> _WHAT IS NEEDED_:
Note each line of the listing that contains the string "conductor", and copy it.

> _DATA PROVIDED_:
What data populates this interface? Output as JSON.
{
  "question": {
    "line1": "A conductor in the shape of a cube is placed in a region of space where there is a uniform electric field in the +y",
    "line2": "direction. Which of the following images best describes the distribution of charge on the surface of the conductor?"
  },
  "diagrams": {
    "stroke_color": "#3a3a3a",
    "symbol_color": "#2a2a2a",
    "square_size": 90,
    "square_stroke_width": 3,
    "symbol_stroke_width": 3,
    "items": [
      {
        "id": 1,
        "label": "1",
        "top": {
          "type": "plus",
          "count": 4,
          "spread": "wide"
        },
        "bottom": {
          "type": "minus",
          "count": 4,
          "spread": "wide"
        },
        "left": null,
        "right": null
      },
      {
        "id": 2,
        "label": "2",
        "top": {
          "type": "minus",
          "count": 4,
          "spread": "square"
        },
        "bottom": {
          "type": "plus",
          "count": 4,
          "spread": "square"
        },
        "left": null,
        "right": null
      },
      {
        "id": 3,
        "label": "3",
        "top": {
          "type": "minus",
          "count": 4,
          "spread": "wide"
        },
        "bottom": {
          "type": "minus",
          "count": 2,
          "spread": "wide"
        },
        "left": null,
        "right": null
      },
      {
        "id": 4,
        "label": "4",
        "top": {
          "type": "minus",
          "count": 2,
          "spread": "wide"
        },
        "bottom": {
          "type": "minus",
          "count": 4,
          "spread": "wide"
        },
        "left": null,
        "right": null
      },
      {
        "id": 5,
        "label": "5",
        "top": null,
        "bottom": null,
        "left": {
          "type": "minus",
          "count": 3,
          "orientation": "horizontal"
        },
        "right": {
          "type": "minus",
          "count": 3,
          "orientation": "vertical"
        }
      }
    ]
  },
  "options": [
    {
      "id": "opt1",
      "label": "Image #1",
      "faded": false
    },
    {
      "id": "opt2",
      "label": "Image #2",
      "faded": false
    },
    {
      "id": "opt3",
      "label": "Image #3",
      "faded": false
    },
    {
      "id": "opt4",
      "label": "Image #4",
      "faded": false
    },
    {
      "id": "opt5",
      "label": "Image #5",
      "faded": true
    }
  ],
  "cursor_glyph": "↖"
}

> _RESULT_:
    "line1": "A conductor in the shape of a cube is placed in a region of space where there is a uniform electric field in the +y",
    "line2": "direction. Which of the following images best describes the distribution of charge on the surface of the conductor?"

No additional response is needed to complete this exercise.